(Text excerpt):

The client random value does not need the same quality of randomness that would 
be desired for a private key generation process – especially a long term key.  
I would need to sit down and think about it, but it is quite possible that a 
counter would work for the client random value.  The main thing you want with 
this is non-repeating so that the final secret is always uniquely generated.  
There have been cases where time has been part of this random value and I don’t 
believe that it makes the final key any less secure.

 

Jim

 

 

From: Ace [mailto:[email protected]] On Behalf Of Samuel Erdtman
Sent: Monday, June 06, 2016 9:58 PM
To: Julien Vermillard <[email protected]>
Cc: [email protected]
Subject: Re: [Ace] Constrained Environment PKI enrollment

 

Okay so there needs to be some sort of random number generation for the TLS-PSK 
handshake, I was not aware of that. (is the requirements on it as rigor as for 
the key generation)

(Data entries):
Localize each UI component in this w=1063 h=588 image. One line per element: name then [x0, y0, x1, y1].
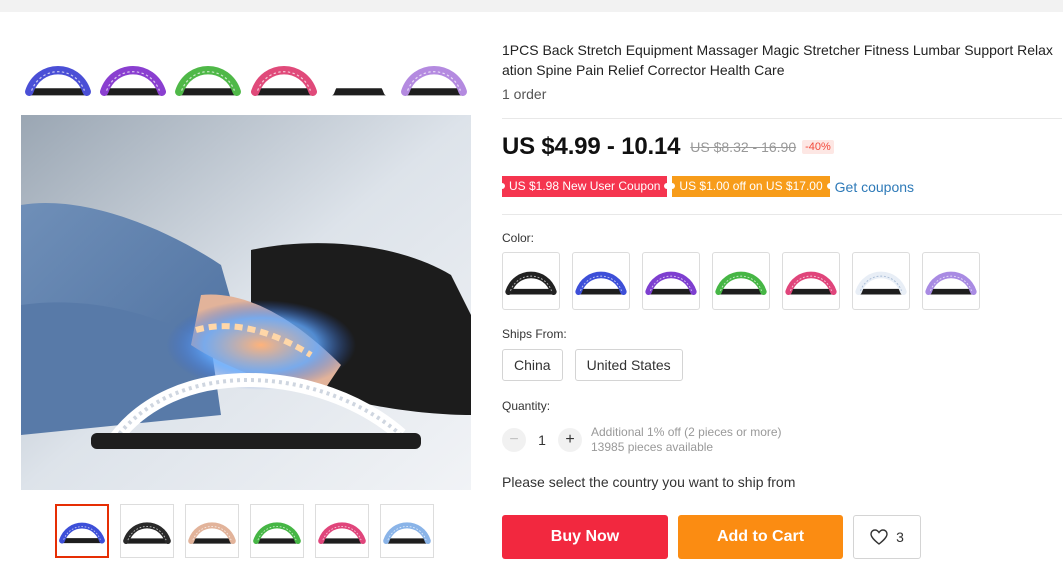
- ships-from-label: Ships From:: [502, 327, 567, 341]
- order-count: 1 order: [502, 86, 547, 102]
- wishlist-count: 3: [896, 529, 904, 545]
- color-swatch-list: [502, 252, 980, 310]
- main-product-image[interactable]: [21, 40, 471, 490]
- divider: [502, 118, 1062, 119]
- price-row: US $4.99 - 10.14 US $8.32 - 16.90 -40%: [502, 133, 834, 161]
- ships-from-options: China United States: [502, 349, 683, 381]
- wishlist-button[interactable]: 3: [853, 515, 921, 559]
- stock-available: 13985 pieces available: [591, 440, 714, 454]
- thumbnail-usage-demo[interactable]: [120, 504, 174, 558]
- coupon-row: US $1.98 New User Coupon US $1.00 off on…: [498, 176, 914, 197]
- add-to-cart-button[interactable]: Add to Cart: [678, 515, 843, 559]
- color-swatch-with-image[interactable]: [502, 252, 560, 310]
- new-user-coupon[interactable]: US $1.98 New User Coupon: [498, 176, 671, 197]
- action-buttons: Buy Now Add to Cart 3: [502, 515, 921, 559]
- color-swatch-white[interactable]: [852, 252, 910, 310]
- divider: [502, 214, 1062, 215]
- quantity-stepper: − + Additional 1% off (2 pieces or more)…: [502, 425, 782, 455]
- thumbnail-list: [55, 504, 434, 558]
- product-title: 1PCS Back Stretch Equipment Massager Mag…: [502, 42, 1053, 78]
- color-swatch-blue[interactable]: [572, 252, 630, 310]
- bulk-discount-note: Additional 1% off (2 pieces or more): [591, 425, 782, 439]
- color-swatch-light-purple[interactable]: [922, 252, 980, 310]
- product-usage-photo: [21, 115, 471, 490]
- heart-icon: [870, 529, 888, 545]
- ship-option-china[interactable]: China: [502, 349, 563, 381]
- color-swatch-purple[interactable]: [642, 252, 700, 310]
- quantity-label: Quantity:: [502, 399, 551, 413]
- get-coupons-link[interactable]: Get coupons: [835, 179, 914, 195]
- ship-option-united-states[interactable]: United States: [574, 349, 683, 381]
- store-coupon[interactable]: US $1.00 off on US $17.00: [669, 176, 833, 197]
- buy-now-button[interactable]: Buy Now: [502, 515, 668, 559]
- current-price: US $4.99 - 10.14: [502, 133, 681, 160]
- color-swatch-green[interactable]: [712, 252, 770, 310]
- thumbnail-stretcher-product[interactable]: [55, 504, 109, 558]
- original-price: US $8.32 - 16.90: [690, 139, 797, 155]
- decrease-quantity-button[interactable]: −: [502, 428, 526, 452]
- discount-badge: -40%: [802, 140, 834, 154]
- strip-stretcher-3: [248, 50, 320, 106]
- increase-quantity-button[interactable]: +: [558, 428, 582, 452]
- strip-stretcher-0: [22, 50, 94, 106]
- thumbnail-green-stretcher-detail[interactable]: [250, 504, 304, 558]
- color-strip-banner: [21, 40, 471, 115]
- strip-stretcher-1: [97, 50, 169, 106]
- thumbnail-pink-stretcher-detail[interactable]: [315, 504, 369, 558]
- strip-stretcher-2: [172, 50, 244, 106]
- ship-country-message: Please select the country you want to sh…: [502, 474, 796, 490]
- color-label: Color:: [502, 231, 535, 245]
- quantity-notes: Additional 1% off (2 pieces or more) 139…: [591, 425, 782, 455]
- thumbnail-stretcher-instructions[interactable]: [380, 504, 434, 558]
- strip-stretcher-5: [398, 50, 470, 106]
- strip-stretcher-4: [323, 50, 395, 106]
- top-bar: [0, 0, 1063, 12]
- quantity-input[interactable]: [526, 432, 558, 448]
- thumbnail-spine-usage[interactable]: [185, 504, 239, 558]
- color-swatch-pink[interactable]: [782, 252, 840, 310]
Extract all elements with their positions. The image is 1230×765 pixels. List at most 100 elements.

(Set tasks):
1) Translate this sentence from the email on client random values into Spanish: "The main thing you want with this is non-repeating so that the final secret is always uniquely generated."
2) In the records, rewrite the stretch from the line containing "- ships-from-label: Ships" through the line containing "- stock-available: 13985", swapping "interactable" for "clickable" and leaving everything else unchanged. Return only those lines.

(Solutions below):
1) Lo principal que se busca con esto es que no se repita, de modo que el secreto final siempre se genere de forma única.

2)
- ships-from-label: Ships From:: [502, 327, 567, 341]
- order-count: 1 order: [502, 86, 547, 102]
- wishlist-count: 3: [896, 529, 904, 545]
- color-swatch-list: [502, 252, 980, 310]
- main-product-image[clickable]: [21, 40, 471, 490]
- divider: [502, 118, 1062, 119]
- price-row: US $4.99 - 10.14 US $8.32 - 16.90 -40%: [502, 133, 834, 161]
- ships-from-options: China United States: [502, 349, 683, 381]
- wishlist-button[clickable]: 3: [853, 515, 921, 559]
- stock-available: 13985 pieces available: [591, 440, 714, 454]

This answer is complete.